Task brief:
Which lines in the data below contain the word "bacterial"? Copy each of them.

[Items from a data source]

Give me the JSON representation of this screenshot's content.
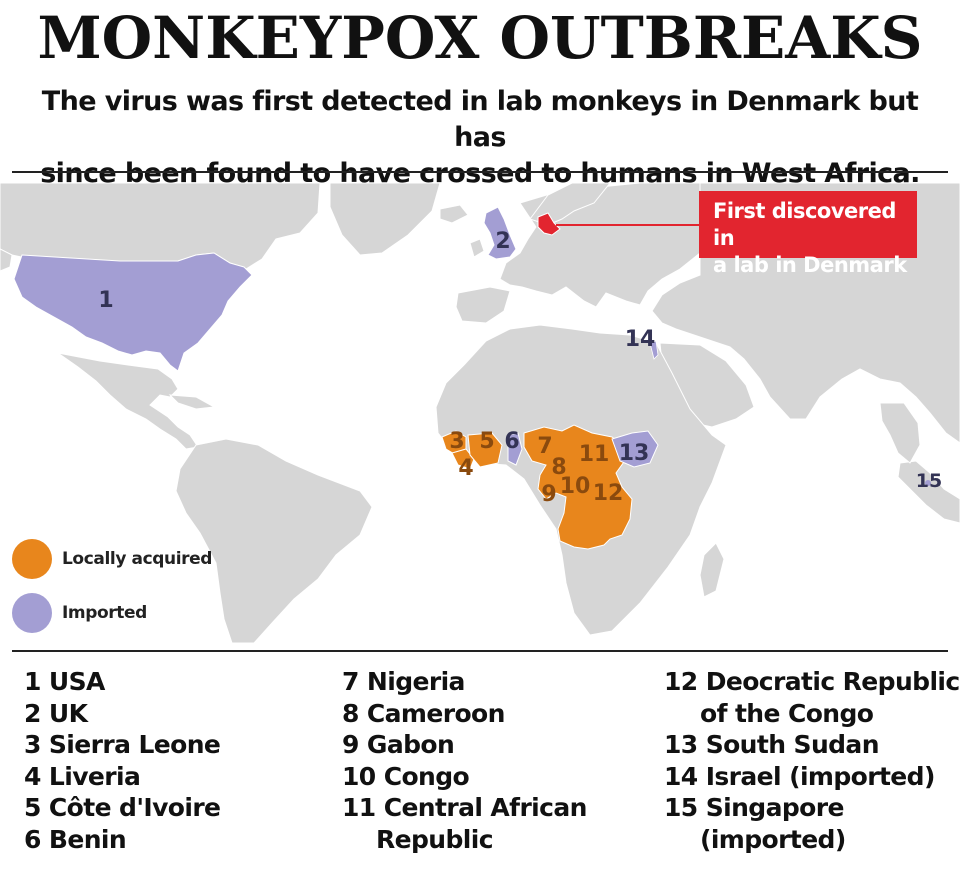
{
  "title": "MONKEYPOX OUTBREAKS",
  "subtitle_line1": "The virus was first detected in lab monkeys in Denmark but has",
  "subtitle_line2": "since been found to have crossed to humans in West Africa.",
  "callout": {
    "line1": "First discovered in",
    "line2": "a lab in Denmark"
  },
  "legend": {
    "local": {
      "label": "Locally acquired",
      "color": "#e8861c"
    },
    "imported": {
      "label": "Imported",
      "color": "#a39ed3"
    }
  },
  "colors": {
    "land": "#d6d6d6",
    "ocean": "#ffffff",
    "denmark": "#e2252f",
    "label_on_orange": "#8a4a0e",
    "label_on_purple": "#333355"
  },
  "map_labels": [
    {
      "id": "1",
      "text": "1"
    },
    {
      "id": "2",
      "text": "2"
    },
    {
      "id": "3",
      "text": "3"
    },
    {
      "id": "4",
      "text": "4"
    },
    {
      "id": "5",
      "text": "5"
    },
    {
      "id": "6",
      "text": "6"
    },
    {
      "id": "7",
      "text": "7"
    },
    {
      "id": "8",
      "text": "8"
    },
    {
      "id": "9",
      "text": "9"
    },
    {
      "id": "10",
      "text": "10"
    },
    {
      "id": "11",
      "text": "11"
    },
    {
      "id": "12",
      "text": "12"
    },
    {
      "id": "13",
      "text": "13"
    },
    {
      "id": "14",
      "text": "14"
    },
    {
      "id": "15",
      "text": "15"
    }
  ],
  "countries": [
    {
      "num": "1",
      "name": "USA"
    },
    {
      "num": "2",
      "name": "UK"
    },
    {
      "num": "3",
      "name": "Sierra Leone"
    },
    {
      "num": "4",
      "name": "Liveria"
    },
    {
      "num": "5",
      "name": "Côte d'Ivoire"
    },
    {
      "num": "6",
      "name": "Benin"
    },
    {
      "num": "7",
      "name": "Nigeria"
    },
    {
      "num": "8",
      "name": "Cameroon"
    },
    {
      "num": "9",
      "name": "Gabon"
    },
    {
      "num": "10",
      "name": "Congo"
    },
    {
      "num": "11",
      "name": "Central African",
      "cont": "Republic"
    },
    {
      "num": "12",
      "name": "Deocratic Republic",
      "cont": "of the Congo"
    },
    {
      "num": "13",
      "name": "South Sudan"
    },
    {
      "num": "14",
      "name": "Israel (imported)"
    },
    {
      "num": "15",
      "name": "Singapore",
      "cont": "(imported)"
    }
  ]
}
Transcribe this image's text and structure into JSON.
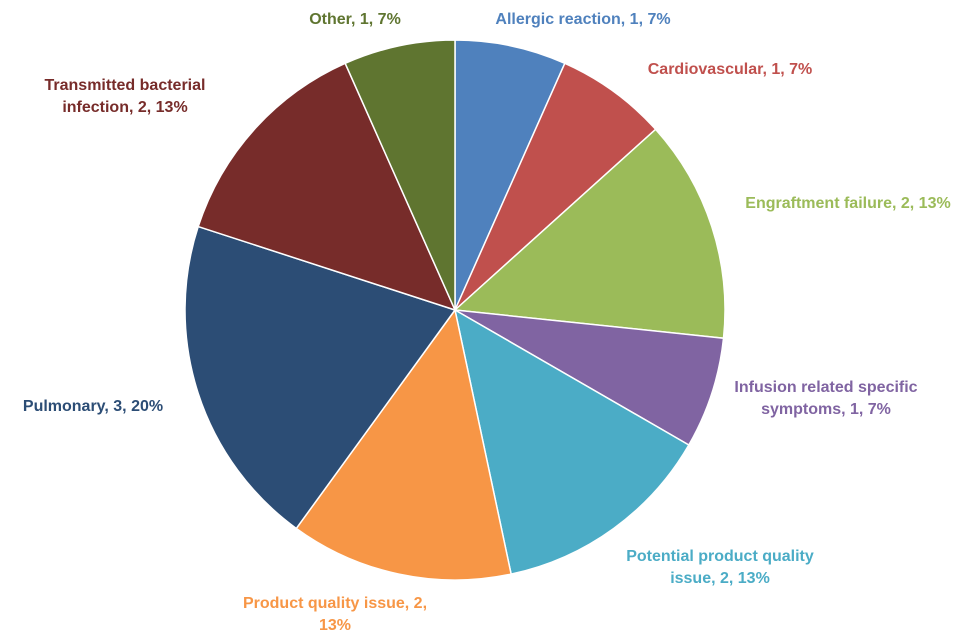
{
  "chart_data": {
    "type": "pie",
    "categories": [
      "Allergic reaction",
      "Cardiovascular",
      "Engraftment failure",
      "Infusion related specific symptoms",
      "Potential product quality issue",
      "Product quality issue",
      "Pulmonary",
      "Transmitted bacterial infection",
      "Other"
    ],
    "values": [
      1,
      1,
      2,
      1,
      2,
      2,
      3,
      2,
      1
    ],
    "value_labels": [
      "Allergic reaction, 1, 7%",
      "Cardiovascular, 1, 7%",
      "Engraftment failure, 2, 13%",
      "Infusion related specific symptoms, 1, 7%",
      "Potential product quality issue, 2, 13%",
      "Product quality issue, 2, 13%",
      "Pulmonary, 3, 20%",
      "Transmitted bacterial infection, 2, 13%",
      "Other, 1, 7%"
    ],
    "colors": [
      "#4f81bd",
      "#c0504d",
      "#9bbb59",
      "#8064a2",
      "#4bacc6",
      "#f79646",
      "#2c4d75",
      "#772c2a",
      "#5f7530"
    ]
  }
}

Result of the task:
      "Transmitted bacterial infection",
      "Transmitted bacterial infection, 2, 13%",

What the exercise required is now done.